> **Prompt**
Transcribe the entries that follow exactly as they appear, minus pictures.

> **Items**

*****

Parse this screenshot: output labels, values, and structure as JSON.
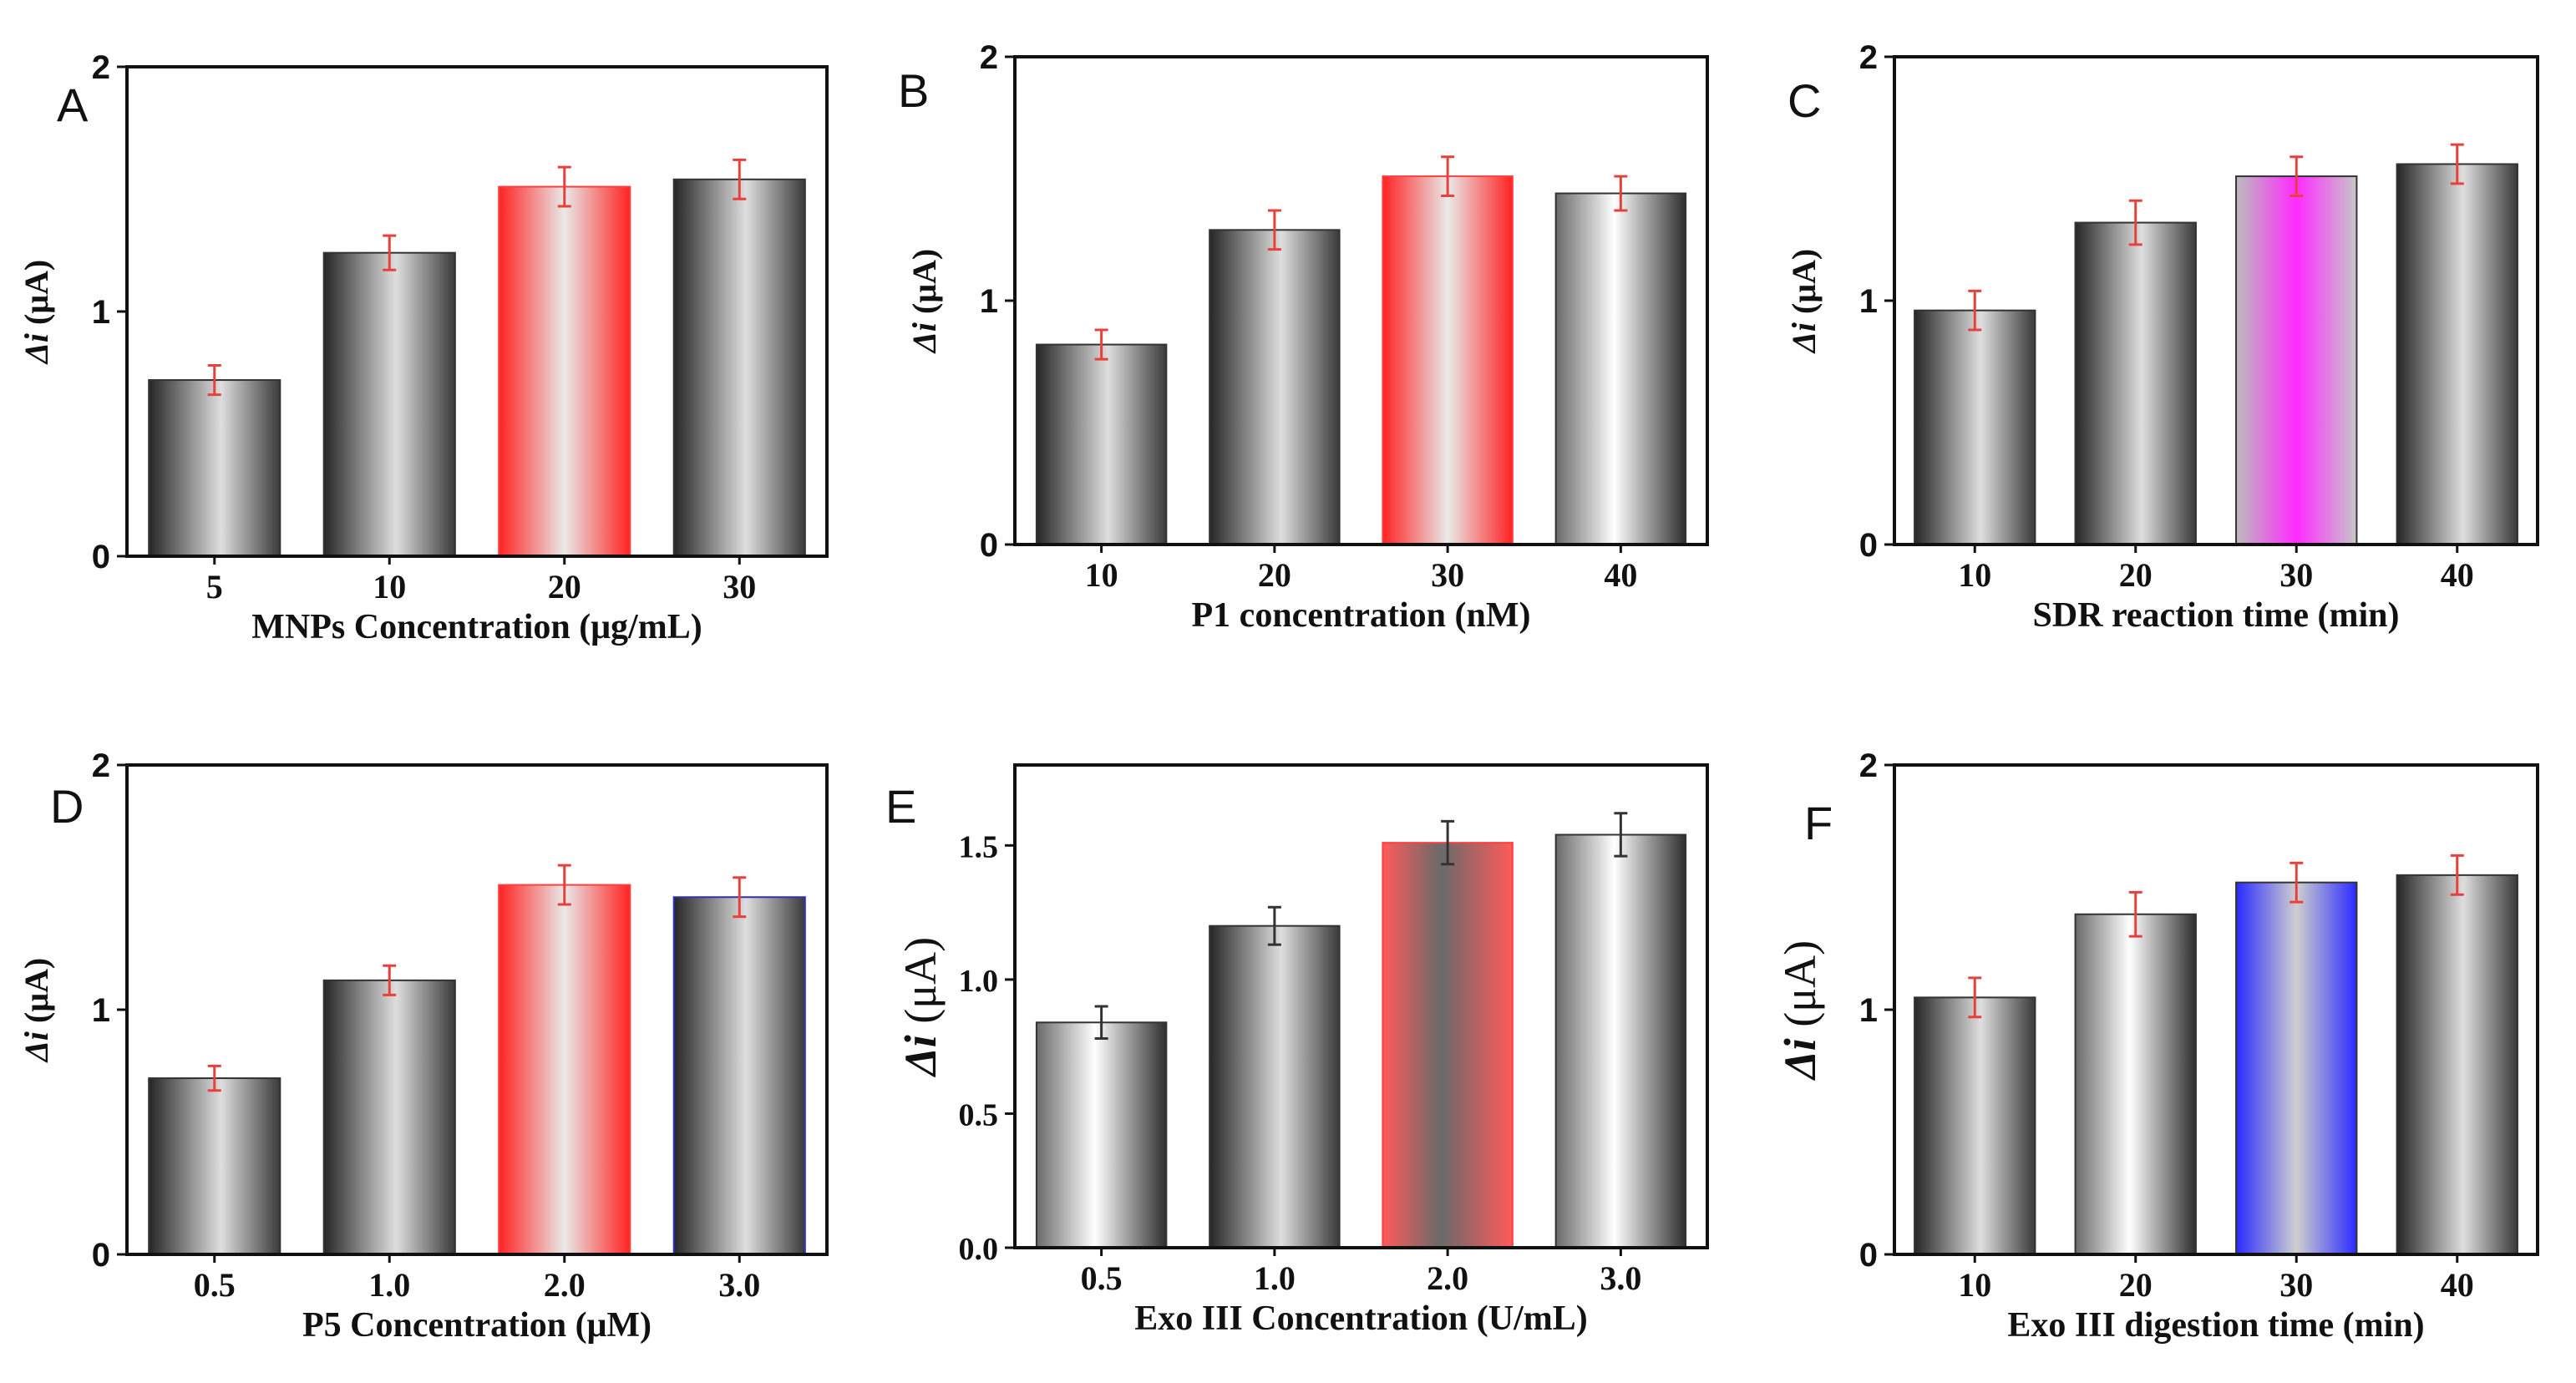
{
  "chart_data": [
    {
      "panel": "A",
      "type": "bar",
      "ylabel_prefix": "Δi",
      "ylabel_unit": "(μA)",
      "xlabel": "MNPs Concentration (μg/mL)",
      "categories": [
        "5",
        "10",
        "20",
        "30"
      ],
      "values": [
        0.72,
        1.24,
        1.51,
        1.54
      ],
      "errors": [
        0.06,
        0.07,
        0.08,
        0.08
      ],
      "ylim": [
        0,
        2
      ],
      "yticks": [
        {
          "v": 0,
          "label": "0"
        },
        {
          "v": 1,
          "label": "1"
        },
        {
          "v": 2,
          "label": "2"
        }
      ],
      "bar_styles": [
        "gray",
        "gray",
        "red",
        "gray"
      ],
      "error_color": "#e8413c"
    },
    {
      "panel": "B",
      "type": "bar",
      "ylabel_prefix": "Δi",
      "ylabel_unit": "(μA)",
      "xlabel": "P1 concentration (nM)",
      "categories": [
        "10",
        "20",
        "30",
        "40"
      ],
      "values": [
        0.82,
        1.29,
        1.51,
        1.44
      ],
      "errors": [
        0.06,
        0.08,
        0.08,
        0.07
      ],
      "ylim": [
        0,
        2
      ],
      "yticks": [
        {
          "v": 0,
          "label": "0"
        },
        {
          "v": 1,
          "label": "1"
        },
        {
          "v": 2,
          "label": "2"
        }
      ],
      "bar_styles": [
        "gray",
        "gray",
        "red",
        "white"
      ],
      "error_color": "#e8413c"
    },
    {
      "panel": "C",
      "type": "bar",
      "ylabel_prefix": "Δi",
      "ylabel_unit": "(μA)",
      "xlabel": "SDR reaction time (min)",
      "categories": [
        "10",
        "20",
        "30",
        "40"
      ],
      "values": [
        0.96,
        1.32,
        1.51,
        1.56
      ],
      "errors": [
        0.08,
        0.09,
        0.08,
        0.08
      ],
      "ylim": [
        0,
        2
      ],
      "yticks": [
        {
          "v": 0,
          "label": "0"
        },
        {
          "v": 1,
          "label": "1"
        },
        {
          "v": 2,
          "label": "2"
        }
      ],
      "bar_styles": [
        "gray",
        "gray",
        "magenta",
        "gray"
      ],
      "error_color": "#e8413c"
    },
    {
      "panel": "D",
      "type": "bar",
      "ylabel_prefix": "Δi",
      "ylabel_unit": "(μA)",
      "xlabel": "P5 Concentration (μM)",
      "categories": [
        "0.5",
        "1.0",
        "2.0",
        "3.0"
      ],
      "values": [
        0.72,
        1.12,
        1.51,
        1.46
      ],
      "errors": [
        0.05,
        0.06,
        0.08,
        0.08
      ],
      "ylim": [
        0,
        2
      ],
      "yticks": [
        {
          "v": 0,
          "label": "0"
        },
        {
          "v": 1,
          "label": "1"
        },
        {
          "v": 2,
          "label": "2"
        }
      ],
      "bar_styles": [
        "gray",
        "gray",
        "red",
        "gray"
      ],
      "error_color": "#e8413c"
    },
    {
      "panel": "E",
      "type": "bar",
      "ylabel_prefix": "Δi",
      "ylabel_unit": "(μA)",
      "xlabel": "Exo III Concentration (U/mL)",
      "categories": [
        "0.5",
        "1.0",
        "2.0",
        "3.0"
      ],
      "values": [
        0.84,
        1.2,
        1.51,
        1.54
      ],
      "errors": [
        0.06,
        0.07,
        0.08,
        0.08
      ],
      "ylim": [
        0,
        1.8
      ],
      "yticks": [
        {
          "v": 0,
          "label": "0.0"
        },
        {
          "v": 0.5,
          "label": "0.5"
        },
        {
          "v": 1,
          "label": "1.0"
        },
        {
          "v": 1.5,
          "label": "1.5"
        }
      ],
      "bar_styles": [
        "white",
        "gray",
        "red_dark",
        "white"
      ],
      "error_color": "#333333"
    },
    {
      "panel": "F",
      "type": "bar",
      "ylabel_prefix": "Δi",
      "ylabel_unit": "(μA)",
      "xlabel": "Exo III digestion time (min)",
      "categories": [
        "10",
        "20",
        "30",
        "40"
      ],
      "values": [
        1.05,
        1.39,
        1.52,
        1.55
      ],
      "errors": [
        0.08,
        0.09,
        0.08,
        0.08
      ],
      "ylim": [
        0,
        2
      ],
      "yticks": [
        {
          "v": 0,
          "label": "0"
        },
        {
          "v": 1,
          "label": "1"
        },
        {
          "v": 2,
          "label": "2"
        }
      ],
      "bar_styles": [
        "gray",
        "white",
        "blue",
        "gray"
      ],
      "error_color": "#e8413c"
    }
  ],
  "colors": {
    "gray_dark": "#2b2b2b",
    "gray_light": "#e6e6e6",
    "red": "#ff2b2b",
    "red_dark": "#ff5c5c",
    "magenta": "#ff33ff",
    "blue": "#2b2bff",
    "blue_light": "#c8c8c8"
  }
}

*****

> **Exercise output**
Parse this screenshot: output labels, values, and structure as JSON.
{
  "chart_data": [
    {
      "panel": "A",
      "type": "bar",
      "ylabel_prefix": "Δi",
      "ylabel_unit": "(μA)",
      "xlabel": "MNPs Concentration (μg/mL)",
      "categories": [
        "5",
        "10",
        "20",
        "30"
      ],
      "values": [
        0.72,
        1.24,
        1.51,
        1.54
      ],
      "errors": [
        0.06,
        0.07,
        0.08,
        0.08
      ],
      "ylim": [
        0,
        2
      ],
      "yticks": [
        {
          "v": 0,
          "label": "0"
        },
        {
          "v": 1,
          "label": "1"
        },
        {
          "v": 2,
          "label": "2"
        }
      ],
      "bar_styles": [
        "gray",
        "gray",
        "red",
        "gray"
      ],
      "error_color": "#e8413c"
    },
    {
      "panel": "B",
      "type": "bar",
      "ylabel_prefix": "Δi",
      "ylabel_unit": "(μA)",
      "xlabel": "P1 concentration (nM)",
      "categories": [
        "10",
        "20",
        "30",
        "40"
      ],
      "values": [
        0.82,
        1.29,
        1.51,
        1.44
      ],
      "errors": [
        0.06,
        0.08,
        0.08,
        0.07
      ],
      "ylim": [
        0,
        2
      ],
      "yticks": [
        {
          "v": 0,
          "label": "0"
        },
        {
          "v": 1,
          "label": "1"
        },
        {
          "v": 2,
          "label": "2"
        }
      ],
      "bar_styles": [
        "gray",
        "gray",
        "red",
        "white"
      ],
      "error_color": "#e8413c"
    },
    {
      "panel": "C",
      "type": "bar",
      "ylabel_prefix": "Δi",
      "ylabel_unit": "(μA)",
      "xlabel": "SDR reaction time (min)",
      "categories": [
        "10",
        "20",
        "30",
        "40"
      ],
      "values": [
        0.96,
        1.32,
        1.51,
        1.56
      ],
      "errors": [
        0.08,
        0.09,
        0.08,
        0.08
      ],
      "ylim": [
        0,
        2
      ],
      "yticks": [
        {
          "v": 0,
          "label": "0"
        },
        {
          "v": 1,
          "label": "1"
        },
        {
          "v": 2,
          "label": "2"
        }
      ],
      "bar_styles": [
        "gray",
        "gray",
        "magenta",
        "gray"
      ],
      "error_color": "#e8413c"
    },
    {
      "panel": "D",
      "type": "bar",
      "ylabel_prefix": "Δi",
      "ylabel_unit": "(μA)",
      "xlabel": "P5 Concentration (μM)",
      "categories": [
        "0.5",
        "1.0",
        "2.0",
        "3.0"
      ],
      "values": [
        0.72,
        1.12,
        1.51,
        1.46
      ],
      "errors": [
        0.05,
        0.06,
        0.08,
        0.08
      ],
      "ylim": [
        0,
        2
      ],
      "yticks": [
        {
          "v": 0,
          "label": "0"
        },
        {
          "v": 1,
          "label": "1"
        },
        {
          "v": 2,
          "label": "2"
        }
      ],
      "bar_styles": [
        "gray",
        "gray",
        "red",
        "gray"
      ],
      "error_color": "#e8413c"
    },
    {
      "panel": "E",
      "type": "bar",
      "ylabel_prefix": "Δi",
      "ylabel_unit": "(μA)",
      "xlabel": "Exo III Concentration (U/mL)",
      "categories": [
        "0.5",
        "1.0",
        "2.0",
        "3.0"
      ],
      "values": [
        0.84,
        1.2,
        1.51,
        1.54
      ],
      "errors": [
        0.06,
        0.07,
        0.08,
        0.08
      ],
      "ylim": [
        0,
        1.8
      ],
      "yticks": [
        {
          "v": 0,
          "label": "0.0"
        },
        {
          "v": 0.5,
          "label": "0.5"
        },
        {
          "v": 1,
          "label": "1.0"
        },
        {
          "v": 1.5,
          "label": "1.5"
        }
      ],
      "bar_styles": [
        "white",
        "gray",
        "red_dark",
        "white"
      ],
      "error_color": "#333333"
    },
    {
      "panel": "F",
      "type": "bar",
      "ylabel_prefix": "Δi",
      "ylabel_unit": "(μA)",
      "xlabel": "Exo III digestion time (min)",
      "categories": [
        "10",
        "20",
        "30",
        "40"
      ],
      "values": [
        1.05,
        1.39,
        1.52,
        1.55
      ],
      "errors": [
        0.08,
        0.09,
        0.08,
        0.08
      ],
      "ylim": [
        0,
        2
      ],
      "yticks": [
        {
          "v": 0,
          "label": "0"
        },
        {
          "v": 1,
          "label": "1"
        },
        {
          "v": 2,
          "label": "2"
        }
      ],
      "bar_styles": [
        "gray",
        "white",
        "blue",
        "gray"
      ],
      "error_color": "#e8413c"
    }
  ],
  "colors": {
    "gray_dark": "#2b2b2b",
    "gray_light": "#e6e6e6",
    "red": "#ff2b2b",
    "red_dark": "#ff5c5c",
    "magenta": "#ff33ff",
    "blue": "#2b2bff",
    "blue_light": "#c8c8c8"
  }
}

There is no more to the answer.